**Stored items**
## START

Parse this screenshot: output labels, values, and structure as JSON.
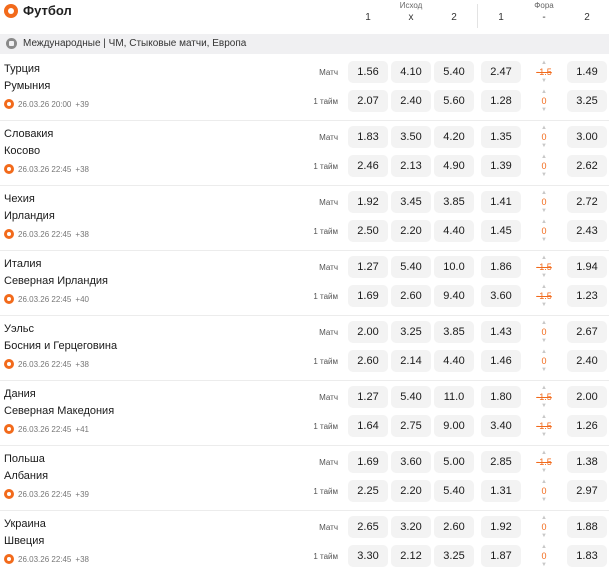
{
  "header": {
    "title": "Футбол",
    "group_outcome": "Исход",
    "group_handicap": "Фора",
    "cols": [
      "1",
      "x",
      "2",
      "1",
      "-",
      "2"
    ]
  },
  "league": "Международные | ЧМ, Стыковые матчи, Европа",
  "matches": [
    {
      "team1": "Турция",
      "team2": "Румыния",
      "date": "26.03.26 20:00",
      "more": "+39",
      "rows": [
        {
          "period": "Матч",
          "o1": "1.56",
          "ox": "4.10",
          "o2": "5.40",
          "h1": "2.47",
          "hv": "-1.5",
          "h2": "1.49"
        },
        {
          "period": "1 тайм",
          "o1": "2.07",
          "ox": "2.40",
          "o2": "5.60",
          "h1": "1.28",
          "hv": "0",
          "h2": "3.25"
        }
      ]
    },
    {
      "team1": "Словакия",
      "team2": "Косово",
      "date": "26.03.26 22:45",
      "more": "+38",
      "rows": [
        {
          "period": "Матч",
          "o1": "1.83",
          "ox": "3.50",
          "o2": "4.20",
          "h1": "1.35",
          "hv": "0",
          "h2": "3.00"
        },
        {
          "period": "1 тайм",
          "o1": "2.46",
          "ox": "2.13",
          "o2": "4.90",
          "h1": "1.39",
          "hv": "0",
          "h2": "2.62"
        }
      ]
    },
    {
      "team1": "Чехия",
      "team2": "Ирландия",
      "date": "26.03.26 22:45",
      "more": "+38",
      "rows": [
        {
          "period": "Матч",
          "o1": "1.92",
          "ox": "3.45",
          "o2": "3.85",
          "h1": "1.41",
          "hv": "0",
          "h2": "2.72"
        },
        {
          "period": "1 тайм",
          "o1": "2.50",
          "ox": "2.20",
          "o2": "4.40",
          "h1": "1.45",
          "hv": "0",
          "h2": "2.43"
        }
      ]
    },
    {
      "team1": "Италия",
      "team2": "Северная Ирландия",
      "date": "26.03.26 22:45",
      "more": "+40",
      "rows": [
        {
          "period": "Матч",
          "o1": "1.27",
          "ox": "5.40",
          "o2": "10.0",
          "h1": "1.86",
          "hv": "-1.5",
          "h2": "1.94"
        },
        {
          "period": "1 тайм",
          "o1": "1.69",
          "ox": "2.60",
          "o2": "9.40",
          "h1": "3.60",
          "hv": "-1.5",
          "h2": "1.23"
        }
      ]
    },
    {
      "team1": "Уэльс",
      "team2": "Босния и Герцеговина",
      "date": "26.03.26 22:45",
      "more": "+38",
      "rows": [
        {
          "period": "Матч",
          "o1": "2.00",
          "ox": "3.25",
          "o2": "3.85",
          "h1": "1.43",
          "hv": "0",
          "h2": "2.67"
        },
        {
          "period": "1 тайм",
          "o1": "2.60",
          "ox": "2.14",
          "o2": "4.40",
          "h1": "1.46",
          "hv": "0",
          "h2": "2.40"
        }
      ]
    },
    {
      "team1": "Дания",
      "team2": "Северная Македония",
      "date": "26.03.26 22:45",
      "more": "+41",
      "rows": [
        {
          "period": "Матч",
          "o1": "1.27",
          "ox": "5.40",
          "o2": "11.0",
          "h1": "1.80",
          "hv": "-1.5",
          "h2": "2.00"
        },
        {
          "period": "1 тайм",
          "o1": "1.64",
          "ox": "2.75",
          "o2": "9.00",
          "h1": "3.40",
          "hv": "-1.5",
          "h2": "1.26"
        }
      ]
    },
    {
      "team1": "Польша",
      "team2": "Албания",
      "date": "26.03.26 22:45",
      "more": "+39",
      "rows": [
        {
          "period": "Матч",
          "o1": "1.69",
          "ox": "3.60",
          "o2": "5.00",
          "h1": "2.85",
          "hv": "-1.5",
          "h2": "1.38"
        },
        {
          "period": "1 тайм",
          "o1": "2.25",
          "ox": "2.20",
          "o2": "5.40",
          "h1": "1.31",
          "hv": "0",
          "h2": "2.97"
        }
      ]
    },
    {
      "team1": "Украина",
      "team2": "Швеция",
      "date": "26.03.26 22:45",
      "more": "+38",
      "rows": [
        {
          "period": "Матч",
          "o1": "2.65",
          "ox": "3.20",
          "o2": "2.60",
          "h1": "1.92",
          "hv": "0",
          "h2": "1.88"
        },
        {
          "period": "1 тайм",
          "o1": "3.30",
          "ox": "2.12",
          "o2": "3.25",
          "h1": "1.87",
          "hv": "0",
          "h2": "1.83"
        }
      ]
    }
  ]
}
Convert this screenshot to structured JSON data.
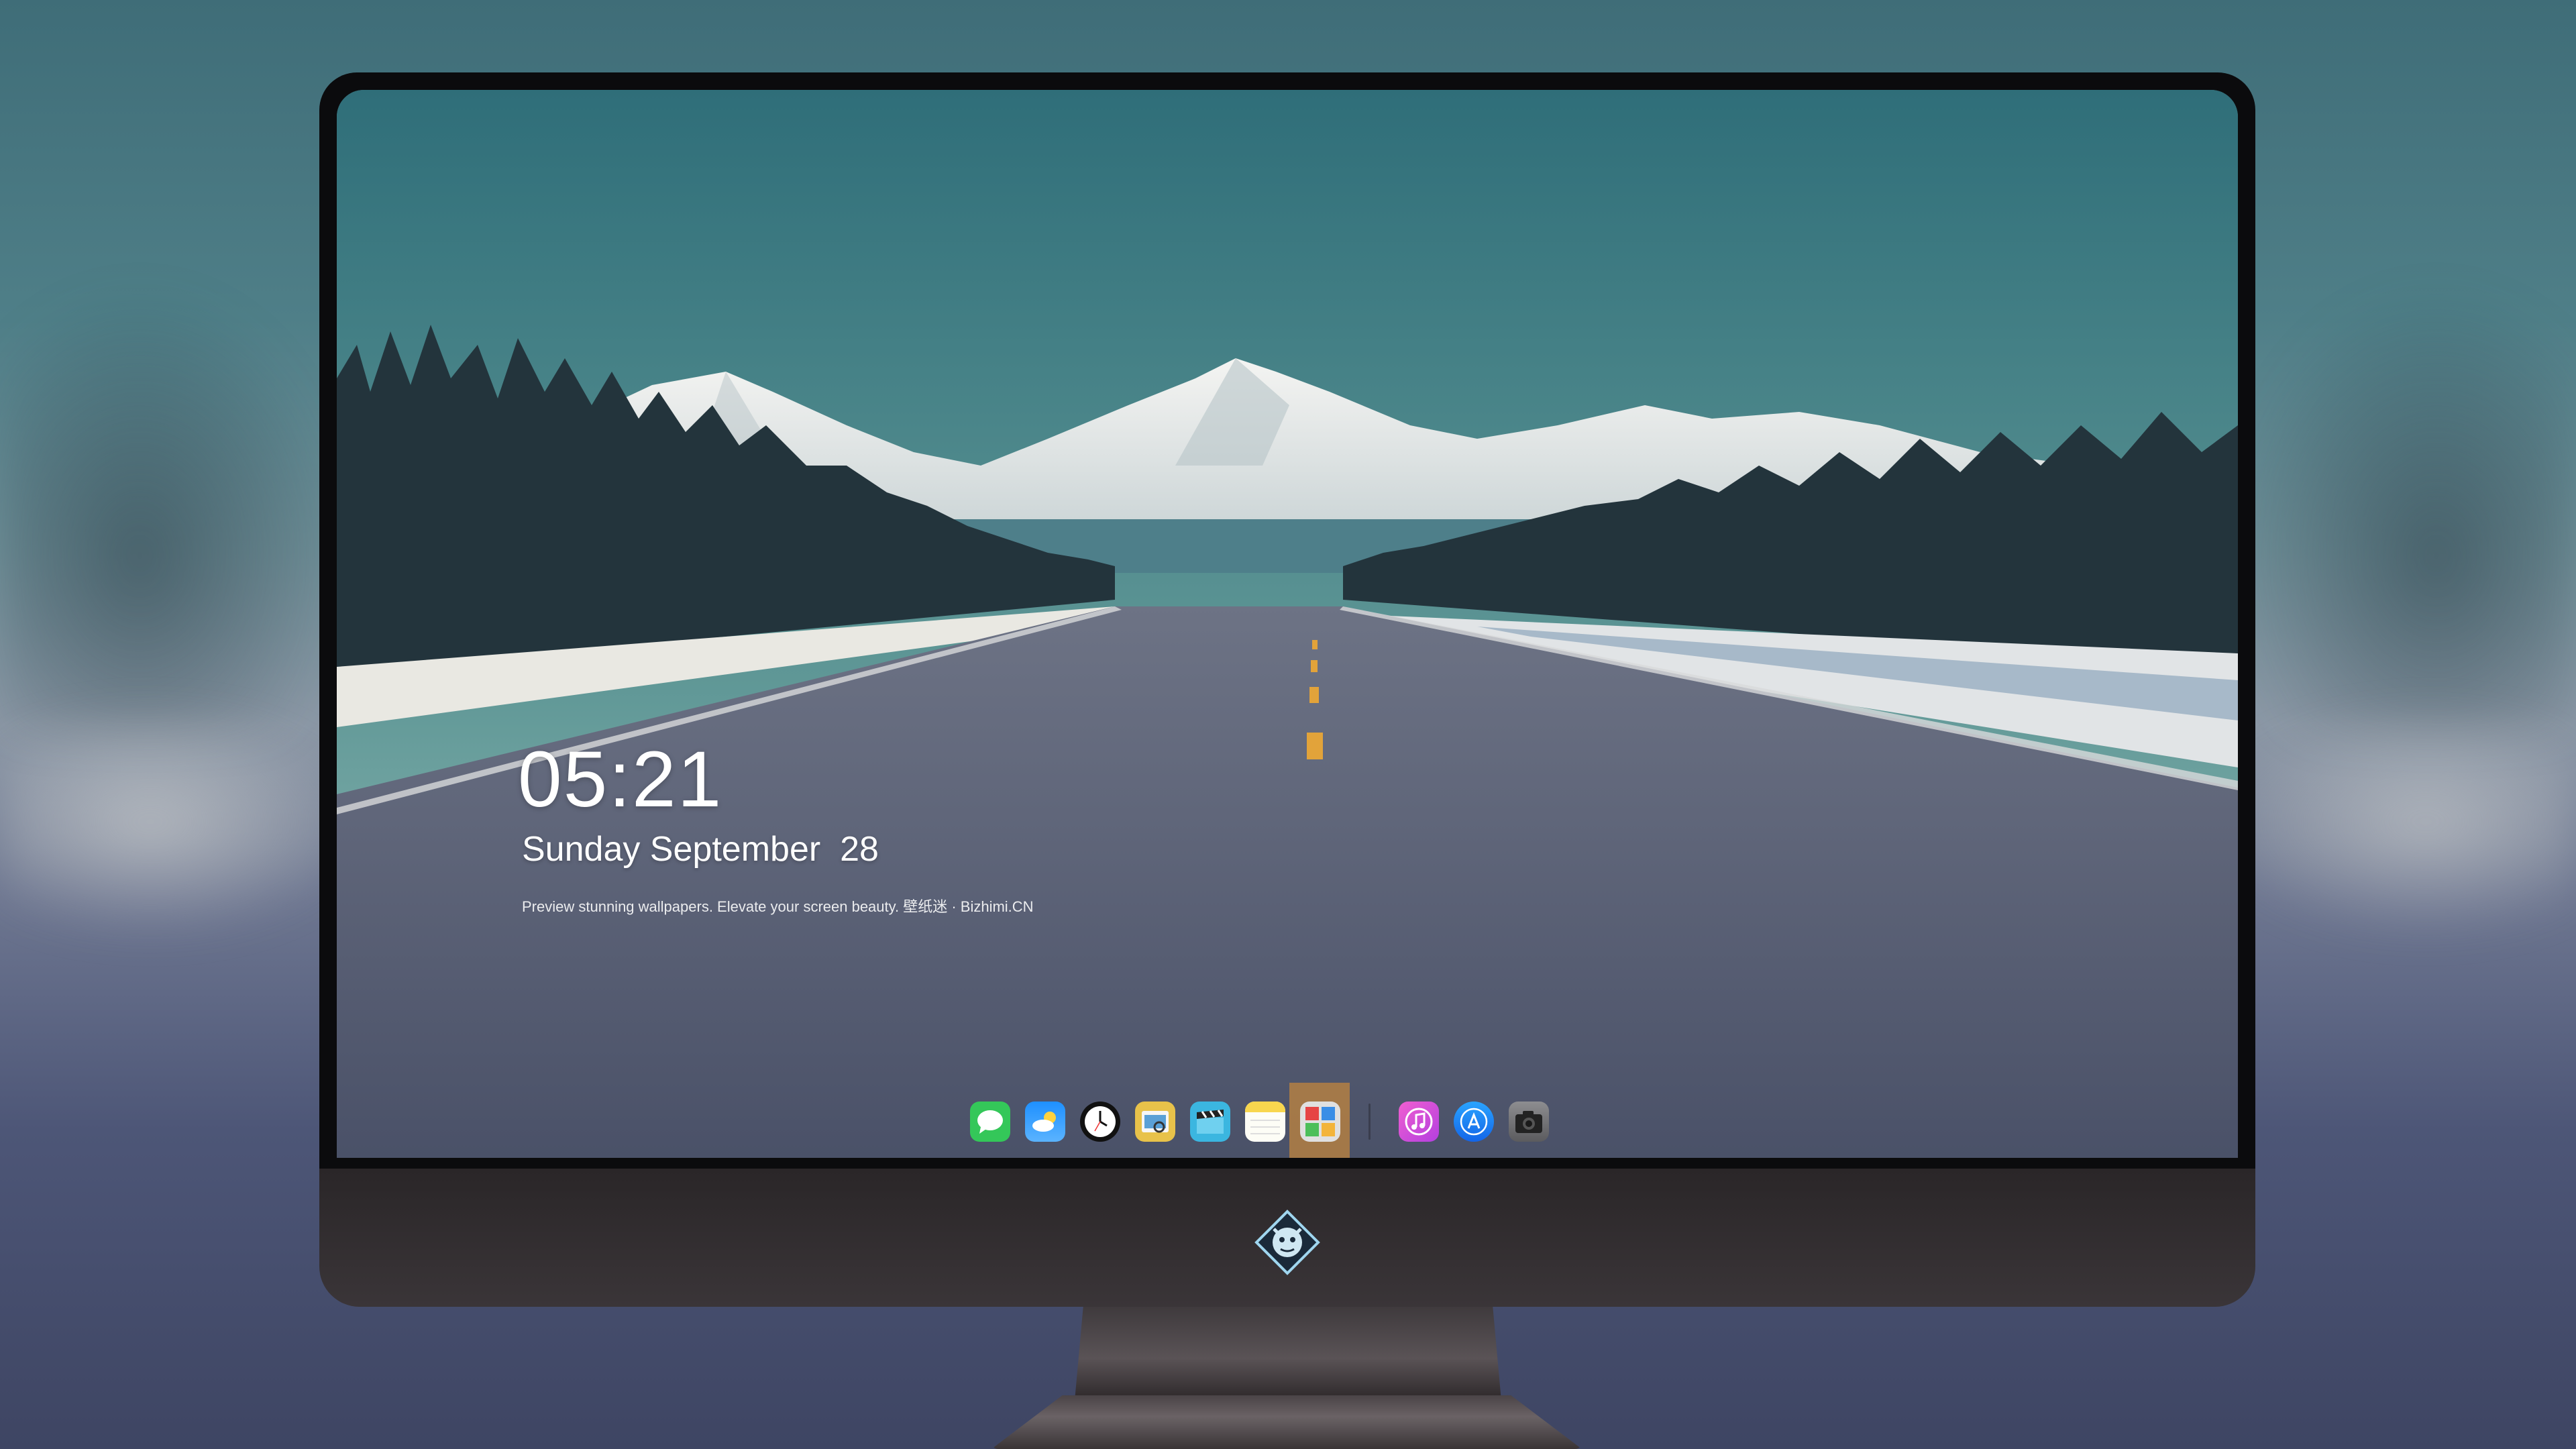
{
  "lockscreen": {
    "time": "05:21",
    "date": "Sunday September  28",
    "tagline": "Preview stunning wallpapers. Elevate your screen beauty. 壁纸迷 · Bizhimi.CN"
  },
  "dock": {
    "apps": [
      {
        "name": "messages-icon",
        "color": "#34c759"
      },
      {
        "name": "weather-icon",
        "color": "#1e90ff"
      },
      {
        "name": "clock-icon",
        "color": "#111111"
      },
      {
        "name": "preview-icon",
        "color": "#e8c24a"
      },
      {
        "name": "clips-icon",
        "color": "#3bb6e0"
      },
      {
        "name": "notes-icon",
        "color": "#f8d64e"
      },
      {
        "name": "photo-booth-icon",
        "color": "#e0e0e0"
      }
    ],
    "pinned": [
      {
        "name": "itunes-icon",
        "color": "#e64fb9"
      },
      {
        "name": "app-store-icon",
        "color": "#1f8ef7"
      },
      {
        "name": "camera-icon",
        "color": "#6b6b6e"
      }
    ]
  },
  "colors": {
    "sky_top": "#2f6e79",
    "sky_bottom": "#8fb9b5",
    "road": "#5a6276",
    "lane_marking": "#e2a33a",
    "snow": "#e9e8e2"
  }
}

## END

**Task prompt**
Find every line that has "this" in it, then return those lines.

**Solution to the exercise**
Parse this screenshot: output labels, values, and structure as JSON.
Convert this screenshot to structured JSON data.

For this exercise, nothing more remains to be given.